> _WHAT THE TASK ASKS_
Return the records that follow, matching each one exactly.

> _EXTRACTED DATA_
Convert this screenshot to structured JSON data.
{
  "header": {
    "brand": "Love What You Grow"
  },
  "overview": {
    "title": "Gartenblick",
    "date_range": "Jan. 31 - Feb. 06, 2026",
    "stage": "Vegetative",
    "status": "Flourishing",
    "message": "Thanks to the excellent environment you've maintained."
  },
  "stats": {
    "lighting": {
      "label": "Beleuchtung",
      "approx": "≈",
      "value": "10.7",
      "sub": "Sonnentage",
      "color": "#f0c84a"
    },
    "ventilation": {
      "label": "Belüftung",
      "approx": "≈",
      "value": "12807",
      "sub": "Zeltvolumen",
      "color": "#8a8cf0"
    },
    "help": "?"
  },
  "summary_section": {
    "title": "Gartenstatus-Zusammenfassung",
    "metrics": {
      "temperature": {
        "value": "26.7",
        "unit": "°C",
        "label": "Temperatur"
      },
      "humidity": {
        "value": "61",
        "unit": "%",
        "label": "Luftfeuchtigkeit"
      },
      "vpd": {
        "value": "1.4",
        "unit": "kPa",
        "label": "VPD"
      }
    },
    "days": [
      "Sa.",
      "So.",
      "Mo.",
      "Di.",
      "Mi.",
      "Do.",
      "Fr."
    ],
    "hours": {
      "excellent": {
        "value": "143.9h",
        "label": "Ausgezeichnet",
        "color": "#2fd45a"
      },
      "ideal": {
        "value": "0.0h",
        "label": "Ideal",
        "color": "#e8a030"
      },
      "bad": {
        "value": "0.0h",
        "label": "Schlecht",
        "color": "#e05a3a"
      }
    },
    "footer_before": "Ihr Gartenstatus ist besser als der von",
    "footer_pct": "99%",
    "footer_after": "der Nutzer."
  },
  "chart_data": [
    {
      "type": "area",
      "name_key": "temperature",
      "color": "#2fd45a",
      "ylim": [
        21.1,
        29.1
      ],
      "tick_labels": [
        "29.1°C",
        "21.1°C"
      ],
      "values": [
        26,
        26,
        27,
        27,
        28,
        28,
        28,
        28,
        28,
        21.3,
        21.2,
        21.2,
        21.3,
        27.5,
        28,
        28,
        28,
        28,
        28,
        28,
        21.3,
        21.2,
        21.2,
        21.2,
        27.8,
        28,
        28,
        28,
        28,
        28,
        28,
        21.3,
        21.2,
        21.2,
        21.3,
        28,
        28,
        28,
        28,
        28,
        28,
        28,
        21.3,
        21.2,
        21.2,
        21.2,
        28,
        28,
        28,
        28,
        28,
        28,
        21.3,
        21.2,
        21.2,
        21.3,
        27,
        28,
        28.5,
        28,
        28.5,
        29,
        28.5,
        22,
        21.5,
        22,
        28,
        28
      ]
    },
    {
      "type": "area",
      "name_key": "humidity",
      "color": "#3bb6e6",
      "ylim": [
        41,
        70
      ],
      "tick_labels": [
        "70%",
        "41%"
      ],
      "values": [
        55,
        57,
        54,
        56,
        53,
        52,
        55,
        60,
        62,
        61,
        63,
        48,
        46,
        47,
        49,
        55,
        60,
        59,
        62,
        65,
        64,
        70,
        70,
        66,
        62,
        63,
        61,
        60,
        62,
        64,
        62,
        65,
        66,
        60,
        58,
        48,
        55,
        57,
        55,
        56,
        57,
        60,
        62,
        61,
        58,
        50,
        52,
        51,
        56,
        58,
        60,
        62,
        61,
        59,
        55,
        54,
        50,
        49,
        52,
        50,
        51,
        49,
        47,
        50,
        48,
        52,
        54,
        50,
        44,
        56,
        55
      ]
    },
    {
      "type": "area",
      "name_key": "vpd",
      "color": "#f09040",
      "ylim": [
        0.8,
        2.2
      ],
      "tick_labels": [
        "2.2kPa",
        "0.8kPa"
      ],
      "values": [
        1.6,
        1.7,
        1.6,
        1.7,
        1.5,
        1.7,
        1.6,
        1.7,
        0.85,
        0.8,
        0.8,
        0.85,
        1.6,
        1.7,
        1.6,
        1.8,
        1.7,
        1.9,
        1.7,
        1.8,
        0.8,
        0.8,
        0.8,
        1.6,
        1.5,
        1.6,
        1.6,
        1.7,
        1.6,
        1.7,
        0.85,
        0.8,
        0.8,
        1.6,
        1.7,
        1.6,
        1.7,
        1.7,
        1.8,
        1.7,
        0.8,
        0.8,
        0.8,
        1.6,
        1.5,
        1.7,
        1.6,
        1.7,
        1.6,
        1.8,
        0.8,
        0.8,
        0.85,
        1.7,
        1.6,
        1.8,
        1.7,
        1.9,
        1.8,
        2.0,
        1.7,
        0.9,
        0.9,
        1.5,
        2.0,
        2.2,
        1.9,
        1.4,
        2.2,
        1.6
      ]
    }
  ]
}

> _TASK RESULT_
Convert this screenshot to structured JSON data.
{
  "header": {
    "brand": "Love What You Grow"
  },
  "overview": {
    "title": "Gartenblick",
    "date_range": "Jan. 31 - Feb. 06, 2026",
    "stage": "Vegetative",
    "status": "Flourishing",
    "message": "Thanks to the excellent environment you've maintained."
  },
  "stats": {
    "lighting": {
      "label": "Beleuchtung",
      "approx": "≈",
      "value": "10.7",
      "sub": "Sonnentage",
      "color": "#f0c84a"
    },
    "ventilation": {
      "label": "Belüftung",
      "approx": "≈",
      "value": "12807",
      "sub": "Zeltvolumen",
      "color": "#8a8cf0"
    },
    "help": "?"
  },
  "summary_section": {
    "title": "Gartenstatus-Zusammenfassung",
    "metrics": {
      "temperature": {
        "value": "26.7",
        "unit": "°C",
        "label": "Temperatur"
      },
      "humidity": {
        "value": "61",
        "unit": "%",
        "label": "Luftfeuchtigkeit"
      },
      "vpd": {
        "value": "1.4",
        "unit": "kPa",
        "label": "VPD"
      }
    },
    "days": [
      "Sa.",
      "So.",
      "Mo.",
      "Di.",
      "Mi.",
      "Do.",
      "Fr."
    ],
    "hours": {
      "excellent": {
        "value": "143.9h",
        "label": "Ausgezeichnet",
        "color": "#2fd45a"
      },
      "ideal": {
        "value": "0.0h",
        "label": "Ideal",
        "color": "#e8a030"
      },
      "bad": {
        "value": "0.0h",
        "label": "Schlecht",
        "color": "#e05a3a"
      }
    },
    "footer_before": "Ihr Gartenstatus ist besser als der von",
    "footer_pct": "99%",
    "footer_after": "der Nutzer."
  },
  "chart_data": [
    {
      "type": "area",
      "name_key": "temperature",
      "color": "#2fd45a",
      "ylim": [
        21.1,
        29.1
      ],
      "tick_labels": [
        "29.1°C",
        "21.1°C"
      ],
      "values": [
        26,
        26,
        27,
        27,
        28,
        28,
        28,
        28,
        28,
        21.3,
        21.2,
        21.2,
        21.3,
        27.5,
        28,
        28,
        28,
        28,
        28,
        28,
        21.3,
        21.2,
        21.2,
        21.2,
        27.8,
        28,
        28,
        28,
        28,
        28,
        28,
        21.3,
        21.2,
        21.2,
        21.3,
        28,
        28,
        28,
        28,
        28,
        28,
        28,
        21.3,
        21.2,
        21.2,
        21.2,
        28,
        28,
        28,
        28,
        28,
        28,
        21.3,
        21.2,
        21.2,
        21.3,
        27,
        28,
        28.5,
        28,
        28.5,
        29,
        28.5,
        22,
        21.5,
        22,
        28,
        28
      ]
    },
    {
      "type": "area",
      "name_key": "humidity",
      "color": "#3bb6e6",
      "ylim": [
        41,
        70
      ],
      "tick_labels": [
        "70%",
        "41%"
      ],
      "values": [
        55,
        57,
        54,
        56,
        53,
        52,
        55,
        60,
        62,
        61,
        63,
        48,
        46,
        47,
        49,
        55,
        60,
        59,
        62,
        65,
        64,
        70,
        70,
        66,
        62,
        63,
        61,
        60,
        62,
        64,
        62,
        65,
        66,
        60,
        58,
        48,
        55,
        57,
        55,
        56,
        57,
        60,
        62,
        61,
        58,
        50,
        52,
        51,
        56,
        58,
        60,
        62,
        61,
        59,
        55,
        54,
        50,
        49,
        52,
        50,
        51,
        49,
        47,
        50,
        48,
        52,
        54,
        50,
        44,
        56,
        55
      ]
    },
    {
      "type": "area",
      "name_key": "vpd",
      "color": "#f09040",
      "ylim": [
        0.8,
        2.2
      ],
      "tick_labels": [
        "2.2kPa",
        "0.8kPa"
      ],
      "values": [
        1.6,
        1.7,
        1.6,
        1.7,
        1.5,
        1.7,
        1.6,
        1.7,
        0.85,
        0.8,
        0.8,
        0.85,
        1.6,
        1.7,
        1.6,
        1.8,
        1.7,
        1.9,
        1.7,
        1.8,
        0.8,
        0.8,
        0.8,
        1.6,
        1.5,
        1.6,
        1.6,
        1.7,
        1.6,
        1.7,
        0.85,
        0.8,
        0.8,
        1.6,
        1.7,
        1.6,
        1.7,
        1.7,
        1.8,
        1.7,
        0.8,
        0.8,
        0.8,
        1.6,
        1.5,
        1.7,
        1.6,
        1.7,
        1.6,
        1.8,
        0.8,
        0.8,
        0.85,
        1.7,
        1.6,
        1.8,
        1.7,
        1.9,
        1.8,
        2.0,
        1.7,
        0.9,
        0.9,
        1.5,
        2.0,
        2.2,
        1.9,
        1.4,
        2.2,
        1.6
      ]
    }
  ]
}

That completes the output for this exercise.